>>

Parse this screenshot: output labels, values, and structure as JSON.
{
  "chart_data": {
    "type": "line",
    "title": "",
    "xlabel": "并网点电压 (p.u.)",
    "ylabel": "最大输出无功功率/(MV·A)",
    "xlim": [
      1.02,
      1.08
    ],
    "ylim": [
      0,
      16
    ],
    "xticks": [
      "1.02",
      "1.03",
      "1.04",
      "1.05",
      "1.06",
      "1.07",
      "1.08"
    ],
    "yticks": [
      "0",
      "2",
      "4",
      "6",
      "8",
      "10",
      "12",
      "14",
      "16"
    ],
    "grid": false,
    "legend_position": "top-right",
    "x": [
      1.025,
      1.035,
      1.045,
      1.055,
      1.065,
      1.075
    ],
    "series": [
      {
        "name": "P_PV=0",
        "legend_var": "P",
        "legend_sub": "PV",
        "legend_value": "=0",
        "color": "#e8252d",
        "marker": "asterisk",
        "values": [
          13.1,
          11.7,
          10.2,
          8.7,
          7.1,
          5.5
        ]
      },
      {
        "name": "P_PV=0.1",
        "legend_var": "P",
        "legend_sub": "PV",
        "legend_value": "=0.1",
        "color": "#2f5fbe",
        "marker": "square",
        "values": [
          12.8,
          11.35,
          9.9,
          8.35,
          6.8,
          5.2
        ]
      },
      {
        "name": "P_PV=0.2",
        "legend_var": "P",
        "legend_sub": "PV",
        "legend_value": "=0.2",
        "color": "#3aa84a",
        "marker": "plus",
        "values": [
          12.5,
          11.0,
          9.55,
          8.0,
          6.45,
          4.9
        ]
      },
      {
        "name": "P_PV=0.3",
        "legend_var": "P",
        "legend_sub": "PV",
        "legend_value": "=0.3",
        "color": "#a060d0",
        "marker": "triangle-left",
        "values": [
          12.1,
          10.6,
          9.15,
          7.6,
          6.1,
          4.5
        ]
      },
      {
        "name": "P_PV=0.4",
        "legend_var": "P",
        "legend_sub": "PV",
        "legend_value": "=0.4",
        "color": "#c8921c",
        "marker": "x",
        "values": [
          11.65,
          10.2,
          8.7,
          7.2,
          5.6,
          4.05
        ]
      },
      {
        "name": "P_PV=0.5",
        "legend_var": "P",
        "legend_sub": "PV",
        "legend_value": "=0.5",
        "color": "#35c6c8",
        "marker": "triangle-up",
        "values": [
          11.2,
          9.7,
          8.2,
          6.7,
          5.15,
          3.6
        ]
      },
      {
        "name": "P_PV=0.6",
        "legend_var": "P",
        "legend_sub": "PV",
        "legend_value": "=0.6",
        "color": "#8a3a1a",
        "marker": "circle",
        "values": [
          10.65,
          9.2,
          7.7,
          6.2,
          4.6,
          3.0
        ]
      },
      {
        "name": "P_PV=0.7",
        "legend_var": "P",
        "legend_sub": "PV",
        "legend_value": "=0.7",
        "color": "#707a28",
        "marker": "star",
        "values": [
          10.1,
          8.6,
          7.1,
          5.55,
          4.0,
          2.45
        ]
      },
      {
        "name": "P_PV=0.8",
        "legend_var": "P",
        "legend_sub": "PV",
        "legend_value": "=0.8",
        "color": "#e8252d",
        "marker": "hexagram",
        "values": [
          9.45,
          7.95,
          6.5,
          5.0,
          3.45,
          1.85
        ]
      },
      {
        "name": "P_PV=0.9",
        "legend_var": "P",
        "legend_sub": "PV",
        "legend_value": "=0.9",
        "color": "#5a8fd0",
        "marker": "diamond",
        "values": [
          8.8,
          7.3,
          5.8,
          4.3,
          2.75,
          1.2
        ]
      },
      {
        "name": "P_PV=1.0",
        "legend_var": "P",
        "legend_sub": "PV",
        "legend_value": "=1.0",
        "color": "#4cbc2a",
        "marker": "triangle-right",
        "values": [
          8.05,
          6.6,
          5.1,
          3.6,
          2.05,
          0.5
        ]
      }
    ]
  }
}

<<
>>

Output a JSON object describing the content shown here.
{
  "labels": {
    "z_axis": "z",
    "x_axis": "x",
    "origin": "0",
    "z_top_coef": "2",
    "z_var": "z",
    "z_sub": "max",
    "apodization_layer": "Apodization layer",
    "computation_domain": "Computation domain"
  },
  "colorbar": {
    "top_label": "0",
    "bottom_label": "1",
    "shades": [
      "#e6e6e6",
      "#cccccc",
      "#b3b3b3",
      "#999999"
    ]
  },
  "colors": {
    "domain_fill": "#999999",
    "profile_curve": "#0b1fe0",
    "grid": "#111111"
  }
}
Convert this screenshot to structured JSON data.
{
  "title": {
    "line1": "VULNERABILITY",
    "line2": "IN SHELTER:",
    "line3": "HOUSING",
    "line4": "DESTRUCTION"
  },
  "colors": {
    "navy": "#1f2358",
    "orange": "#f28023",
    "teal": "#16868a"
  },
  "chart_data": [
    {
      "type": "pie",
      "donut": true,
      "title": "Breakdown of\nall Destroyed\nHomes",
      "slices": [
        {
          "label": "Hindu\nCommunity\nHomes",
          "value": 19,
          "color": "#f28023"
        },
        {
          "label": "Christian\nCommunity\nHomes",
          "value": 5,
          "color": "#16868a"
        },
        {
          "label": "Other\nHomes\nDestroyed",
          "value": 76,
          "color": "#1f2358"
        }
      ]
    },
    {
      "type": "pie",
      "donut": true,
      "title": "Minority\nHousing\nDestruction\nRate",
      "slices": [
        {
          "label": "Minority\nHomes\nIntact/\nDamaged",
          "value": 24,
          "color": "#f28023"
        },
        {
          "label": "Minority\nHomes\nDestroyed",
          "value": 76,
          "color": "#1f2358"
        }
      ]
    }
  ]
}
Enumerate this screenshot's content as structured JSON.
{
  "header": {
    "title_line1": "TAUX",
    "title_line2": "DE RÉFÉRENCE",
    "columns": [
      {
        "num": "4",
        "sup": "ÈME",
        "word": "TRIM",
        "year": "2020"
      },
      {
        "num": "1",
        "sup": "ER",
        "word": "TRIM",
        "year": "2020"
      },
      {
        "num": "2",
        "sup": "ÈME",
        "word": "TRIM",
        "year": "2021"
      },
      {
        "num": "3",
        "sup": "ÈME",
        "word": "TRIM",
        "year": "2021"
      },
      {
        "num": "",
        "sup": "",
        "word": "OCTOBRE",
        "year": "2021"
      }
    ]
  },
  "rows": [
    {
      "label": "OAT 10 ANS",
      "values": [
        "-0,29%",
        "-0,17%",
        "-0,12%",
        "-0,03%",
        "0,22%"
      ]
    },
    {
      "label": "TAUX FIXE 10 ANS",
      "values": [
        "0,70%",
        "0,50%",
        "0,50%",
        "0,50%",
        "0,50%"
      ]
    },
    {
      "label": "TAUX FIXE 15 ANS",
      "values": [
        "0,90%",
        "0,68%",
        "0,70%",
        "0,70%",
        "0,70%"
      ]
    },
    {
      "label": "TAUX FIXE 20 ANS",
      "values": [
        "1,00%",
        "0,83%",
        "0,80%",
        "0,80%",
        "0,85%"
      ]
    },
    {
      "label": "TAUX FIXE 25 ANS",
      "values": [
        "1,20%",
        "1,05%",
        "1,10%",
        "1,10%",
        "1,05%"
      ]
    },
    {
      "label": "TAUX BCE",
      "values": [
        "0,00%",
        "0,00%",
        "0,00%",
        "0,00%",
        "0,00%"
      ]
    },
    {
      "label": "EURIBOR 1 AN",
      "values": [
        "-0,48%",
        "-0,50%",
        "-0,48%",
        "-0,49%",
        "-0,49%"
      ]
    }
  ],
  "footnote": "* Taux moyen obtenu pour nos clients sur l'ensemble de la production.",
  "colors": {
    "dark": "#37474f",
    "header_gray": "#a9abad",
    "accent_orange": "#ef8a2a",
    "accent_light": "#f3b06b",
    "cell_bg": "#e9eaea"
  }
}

<<
>>

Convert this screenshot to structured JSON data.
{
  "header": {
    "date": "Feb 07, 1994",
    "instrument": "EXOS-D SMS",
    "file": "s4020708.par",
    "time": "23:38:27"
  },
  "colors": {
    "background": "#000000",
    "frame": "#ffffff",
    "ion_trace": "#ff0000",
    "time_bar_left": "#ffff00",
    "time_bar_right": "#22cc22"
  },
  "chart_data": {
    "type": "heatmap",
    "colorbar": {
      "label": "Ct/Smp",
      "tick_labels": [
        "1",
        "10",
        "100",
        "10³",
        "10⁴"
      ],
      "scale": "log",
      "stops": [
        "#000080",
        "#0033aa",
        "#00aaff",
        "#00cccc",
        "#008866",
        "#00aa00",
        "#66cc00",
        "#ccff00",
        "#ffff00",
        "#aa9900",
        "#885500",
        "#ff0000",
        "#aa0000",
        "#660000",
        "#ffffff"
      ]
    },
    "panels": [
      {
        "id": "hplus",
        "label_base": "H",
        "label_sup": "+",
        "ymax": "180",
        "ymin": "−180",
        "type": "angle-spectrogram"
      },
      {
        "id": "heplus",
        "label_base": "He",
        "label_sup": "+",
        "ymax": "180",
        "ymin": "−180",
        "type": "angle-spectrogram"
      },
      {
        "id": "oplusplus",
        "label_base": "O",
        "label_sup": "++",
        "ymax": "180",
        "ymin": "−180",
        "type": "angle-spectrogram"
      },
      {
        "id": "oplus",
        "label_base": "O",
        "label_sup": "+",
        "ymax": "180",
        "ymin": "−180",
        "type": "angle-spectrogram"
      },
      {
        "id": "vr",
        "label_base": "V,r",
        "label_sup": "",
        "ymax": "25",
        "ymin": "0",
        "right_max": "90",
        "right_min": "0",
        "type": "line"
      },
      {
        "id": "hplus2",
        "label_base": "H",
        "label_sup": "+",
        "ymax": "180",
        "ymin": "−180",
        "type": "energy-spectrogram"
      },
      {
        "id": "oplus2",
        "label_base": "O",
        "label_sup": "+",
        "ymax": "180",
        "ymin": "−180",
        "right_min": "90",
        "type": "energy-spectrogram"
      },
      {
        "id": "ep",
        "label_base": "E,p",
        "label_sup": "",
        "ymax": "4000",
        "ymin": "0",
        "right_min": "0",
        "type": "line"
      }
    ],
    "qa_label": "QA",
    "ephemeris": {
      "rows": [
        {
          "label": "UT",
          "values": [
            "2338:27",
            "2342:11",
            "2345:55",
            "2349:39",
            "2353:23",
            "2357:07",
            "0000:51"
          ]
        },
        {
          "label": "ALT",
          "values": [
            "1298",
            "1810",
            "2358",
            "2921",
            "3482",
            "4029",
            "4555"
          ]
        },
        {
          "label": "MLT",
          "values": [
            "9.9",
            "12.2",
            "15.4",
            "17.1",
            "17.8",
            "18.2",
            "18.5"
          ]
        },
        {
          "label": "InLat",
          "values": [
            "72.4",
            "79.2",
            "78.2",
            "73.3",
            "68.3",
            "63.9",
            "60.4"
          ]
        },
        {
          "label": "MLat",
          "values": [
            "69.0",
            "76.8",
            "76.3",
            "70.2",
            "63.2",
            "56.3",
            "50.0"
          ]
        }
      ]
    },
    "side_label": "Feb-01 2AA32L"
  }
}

<<

• GIVEN EXERCISE: Copy each line holding the word "this" from the listing above.

• SOLVED PROBLEM:
Parse this screenshot: output labels, values, and structure as JSON.
Convert this screenshot to structured JSON data.
Enumerate this screenshot's content as structured JSON.
Convert this screenshot to structured JSON data.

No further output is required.